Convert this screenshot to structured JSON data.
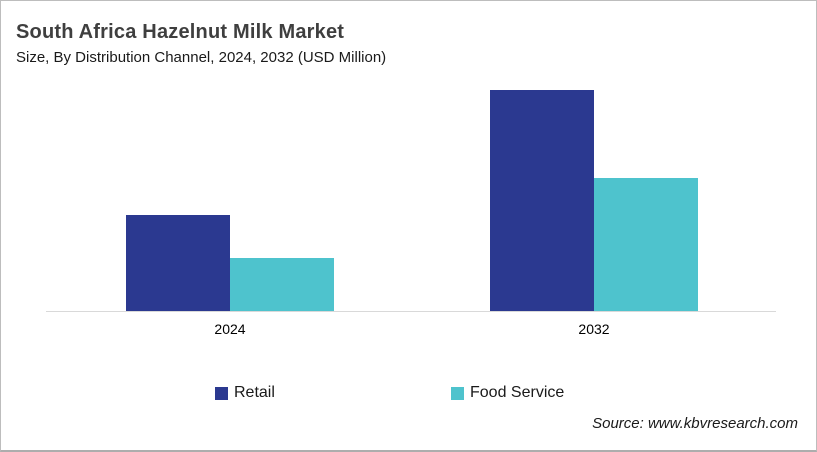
{
  "header": {
    "title": "South Africa Hazelnut Milk Market",
    "subtitle": "Size, By Distribution Channel, 2024, 2032 (USD Million)"
  },
  "chart_data": {
    "type": "bar",
    "title": "South Africa Hazelnut Milk Market",
    "subtitle": "Size, By Distribution Channel, 2024, 2032 (USD Million)",
    "categories": [
      "2024",
      "2032"
    ],
    "series": [
      {
        "name": "Retail",
        "color": "#2B3990",
        "values": [
          43.4,
          100
        ]
      },
      {
        "name": "Food Service",
        "color": "#4EC3CD",
        "values": [
          24.0,
          60.2
        ]
      }
    ],
    "xlabel": "",
    "ylabel": "",
    "ylim": [
      0,
      104
    ],
    "value_units": "relative units (y-axis not labeled in source image)",
    "grid": false,
    "y_axis_visible": false,
    "legend_position": "bottom"
  },
  "source": {
    "text": "Source: www.kbvresearch.com"
  },
  "colors": {
    "retail": "#2B3990",
    "food_service": "#4EC3CD",
    "axis_line": "#D9D9D9",
    "frame_border": "#BDBDBD",
    "title_text": "#3F3F3F",
    "body_text": "#1A1A1A"
  }
}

────────────────────────────────────────

**Your objective**.
From the entries above, return each line with the word "Distribution" in it.

**Exercise output**.
    "subtitle": "Size, By Distribution Channel, 2024, 2032 (USD Million)"
    "subtitle": "Size, By Distribution Channel, 2024, 2032 (USD Million)",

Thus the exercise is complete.